__TEXT EXCERPT__:
________________________________________

Wow, wasn't that guest writer fun on MondayTuesday night? I thought it was fun.
Sorry about the lack of updates and shit and sizzle, I just moved last week and I'm still getting settled in and guys Montreal is a big city and a really easy city to get lost (metaphorically) in. I was going to hope I'd get out alive, but really I might be able to live a full and satisfactory life here. Who knows! The future's scary!
Anyways, this summer at the Great Glebe Garage Sale, I purchased two items that have become precious beyond all reckoning and reason to me: an Olivetti Lettera 25 typewriter, and a Top Banana mug.
I would include a picture of the mug, because you might not believe my description, but pictures are the devil, THEY STEAL SOULS. It is a white mug, which says "Top Banana"in, I think, Bolded Times New Roman Font. Beneath is a cartoon drawing of a banana with arms and a smile and face, doffing it's top hat. It is a terrifying and wonderful picture that I sometimes forget about. The mug is one of those things that makes me happy no matter what. The Top Banana mug, according to the guy who sold it to me, was from a grocery store that closed down in the neighbourhood years before. I have asked people from the neighbourhood about this, and no one else remembers, so I don't know how true it is. I personally would prefer to believe there's some sordid history to the mug, a bloodstained past to match it's undoubtedly bloodstained future, because, see, this mug exhibits a most strange and frightening and marvellous power: every single guy wants to drink from this mug.

________________________________________

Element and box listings
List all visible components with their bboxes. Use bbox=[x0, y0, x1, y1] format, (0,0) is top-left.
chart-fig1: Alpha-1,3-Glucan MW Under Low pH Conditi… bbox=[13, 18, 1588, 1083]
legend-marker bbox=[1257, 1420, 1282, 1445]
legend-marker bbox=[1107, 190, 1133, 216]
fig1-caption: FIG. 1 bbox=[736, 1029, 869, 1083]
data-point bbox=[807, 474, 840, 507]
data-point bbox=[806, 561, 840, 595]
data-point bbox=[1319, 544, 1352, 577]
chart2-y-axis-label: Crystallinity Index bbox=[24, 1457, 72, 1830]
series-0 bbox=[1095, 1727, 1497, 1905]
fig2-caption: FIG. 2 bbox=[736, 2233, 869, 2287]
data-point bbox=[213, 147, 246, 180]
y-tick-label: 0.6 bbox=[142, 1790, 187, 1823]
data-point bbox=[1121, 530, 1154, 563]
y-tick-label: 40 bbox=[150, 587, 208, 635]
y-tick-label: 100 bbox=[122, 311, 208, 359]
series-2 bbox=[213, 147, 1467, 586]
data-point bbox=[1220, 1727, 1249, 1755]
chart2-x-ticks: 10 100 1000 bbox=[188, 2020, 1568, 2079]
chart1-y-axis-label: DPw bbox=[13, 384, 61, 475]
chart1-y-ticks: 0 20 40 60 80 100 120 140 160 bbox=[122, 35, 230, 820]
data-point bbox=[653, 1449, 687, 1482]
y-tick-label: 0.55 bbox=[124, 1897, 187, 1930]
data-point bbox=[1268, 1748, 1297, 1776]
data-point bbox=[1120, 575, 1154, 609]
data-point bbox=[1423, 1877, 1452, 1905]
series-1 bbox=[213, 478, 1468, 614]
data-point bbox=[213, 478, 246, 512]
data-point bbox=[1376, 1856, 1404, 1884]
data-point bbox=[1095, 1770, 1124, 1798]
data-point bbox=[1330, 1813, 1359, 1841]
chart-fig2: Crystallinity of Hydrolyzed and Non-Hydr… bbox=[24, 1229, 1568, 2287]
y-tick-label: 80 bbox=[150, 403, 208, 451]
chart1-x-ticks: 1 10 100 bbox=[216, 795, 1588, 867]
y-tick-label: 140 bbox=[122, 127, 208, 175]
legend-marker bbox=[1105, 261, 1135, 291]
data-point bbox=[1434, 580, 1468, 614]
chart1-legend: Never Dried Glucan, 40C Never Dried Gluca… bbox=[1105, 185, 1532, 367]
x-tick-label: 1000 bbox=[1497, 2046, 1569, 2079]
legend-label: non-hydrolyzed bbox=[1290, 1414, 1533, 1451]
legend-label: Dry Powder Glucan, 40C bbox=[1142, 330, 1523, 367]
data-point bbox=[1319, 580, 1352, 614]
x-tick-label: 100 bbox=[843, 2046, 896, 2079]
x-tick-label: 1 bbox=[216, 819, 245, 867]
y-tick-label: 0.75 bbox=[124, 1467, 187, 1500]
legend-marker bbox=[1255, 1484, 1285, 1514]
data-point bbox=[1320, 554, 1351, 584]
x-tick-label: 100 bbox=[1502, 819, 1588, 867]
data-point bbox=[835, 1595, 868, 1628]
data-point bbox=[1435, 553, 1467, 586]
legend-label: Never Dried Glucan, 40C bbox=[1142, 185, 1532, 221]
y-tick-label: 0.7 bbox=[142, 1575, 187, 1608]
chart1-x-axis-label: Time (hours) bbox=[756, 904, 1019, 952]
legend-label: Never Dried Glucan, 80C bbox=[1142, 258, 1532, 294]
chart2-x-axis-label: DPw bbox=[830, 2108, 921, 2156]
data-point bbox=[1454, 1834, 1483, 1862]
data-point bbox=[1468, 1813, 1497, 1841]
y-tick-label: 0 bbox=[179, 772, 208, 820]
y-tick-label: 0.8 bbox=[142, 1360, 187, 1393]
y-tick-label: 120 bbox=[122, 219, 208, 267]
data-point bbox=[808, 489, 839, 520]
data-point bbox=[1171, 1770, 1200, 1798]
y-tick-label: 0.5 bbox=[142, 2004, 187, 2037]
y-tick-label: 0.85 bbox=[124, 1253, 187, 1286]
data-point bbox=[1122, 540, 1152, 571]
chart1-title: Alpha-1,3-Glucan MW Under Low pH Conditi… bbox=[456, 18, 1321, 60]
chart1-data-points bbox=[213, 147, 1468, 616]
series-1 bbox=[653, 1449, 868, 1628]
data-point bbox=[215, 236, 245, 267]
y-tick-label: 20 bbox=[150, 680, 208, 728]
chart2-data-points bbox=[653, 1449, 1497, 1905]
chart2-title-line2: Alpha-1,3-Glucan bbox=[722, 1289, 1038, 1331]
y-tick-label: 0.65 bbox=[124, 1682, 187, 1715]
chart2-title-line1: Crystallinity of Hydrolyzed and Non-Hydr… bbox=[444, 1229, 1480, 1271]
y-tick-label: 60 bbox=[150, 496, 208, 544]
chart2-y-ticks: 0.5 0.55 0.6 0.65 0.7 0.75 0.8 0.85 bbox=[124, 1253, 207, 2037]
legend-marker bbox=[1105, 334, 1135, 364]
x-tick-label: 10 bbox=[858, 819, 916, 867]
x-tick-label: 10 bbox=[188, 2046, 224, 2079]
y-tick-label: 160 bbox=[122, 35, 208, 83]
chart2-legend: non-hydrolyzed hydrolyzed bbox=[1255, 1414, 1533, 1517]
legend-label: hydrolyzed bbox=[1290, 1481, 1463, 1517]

________________________________________

__REQUESTS__:
1 – Name every feature that the post about the Top Banana mug gives the cartoon banana drawn on the mug.
2 – From the post about the Top Banana mug, output the passage from "Wow, wasn't that" to "Top Banana mug." word for word.

__EXPECTED RESPONSES__:
1 – Arms, a smile, a face, and a top hat that it is doffing.

2 –
Wow, wasn't that guest writer fun on MondayTuesday night? I thought it was fun.
Sorry about the lack of updates and shit and sizzle, I just moved last week and I'm still getting settled in and guys Montreal is a big city and a really easy city to get lost (metaphorically) in. I was going to hope I'd get out alive, but really I might be able to live a full and satisfactory life here. Who knows! The future's scary!
Anyways, this summer at the Great Glebe Garage Sale, I purchased two items that have become precious beyond all reckoning and reason to me: an Olivetti Lettera 25 typewriter, and a Top Banana mug.